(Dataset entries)

-- START --

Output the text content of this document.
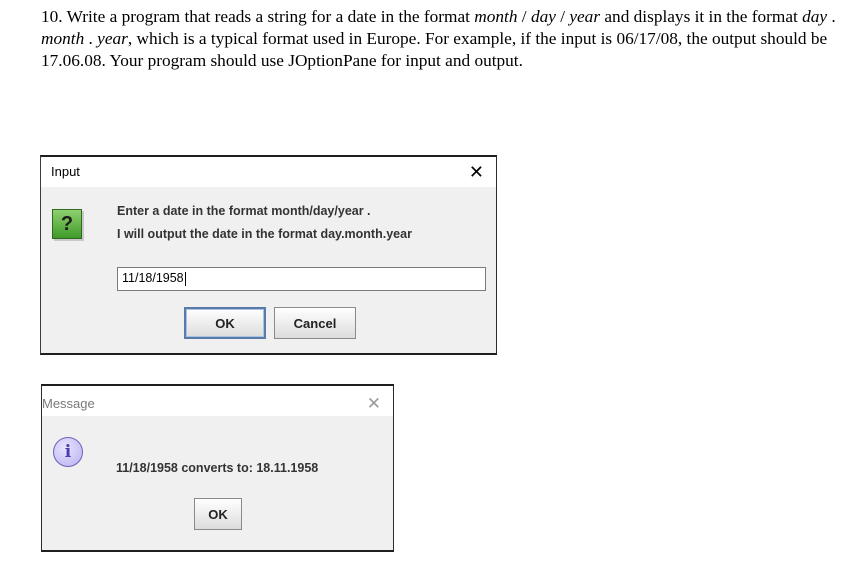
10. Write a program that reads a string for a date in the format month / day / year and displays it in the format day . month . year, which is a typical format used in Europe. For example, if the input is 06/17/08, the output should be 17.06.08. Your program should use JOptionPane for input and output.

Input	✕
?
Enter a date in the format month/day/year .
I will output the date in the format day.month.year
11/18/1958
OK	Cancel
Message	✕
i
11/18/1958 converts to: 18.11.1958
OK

-- END --

Retype each record exactly as it stands, but do not include the pictures.

RESPONSE TO THE EXERCISE
Output the text content of this document.
10. Write a program that reads a string for a date in the format month / day / year and displays it in the format day . month . year, which is a typical format used in Europe. For example, if the input is 06/17/08, the output should be 17.06.08. Your program should use JOptionPane for input and output.

Input	✕
?
Enter a date in the format month/day/year .
I will output the date in the format day.month.year
11/18/1958
OK	Cancel
Message	✕
i
11/18/1958 converts to: 18.11.1958
OK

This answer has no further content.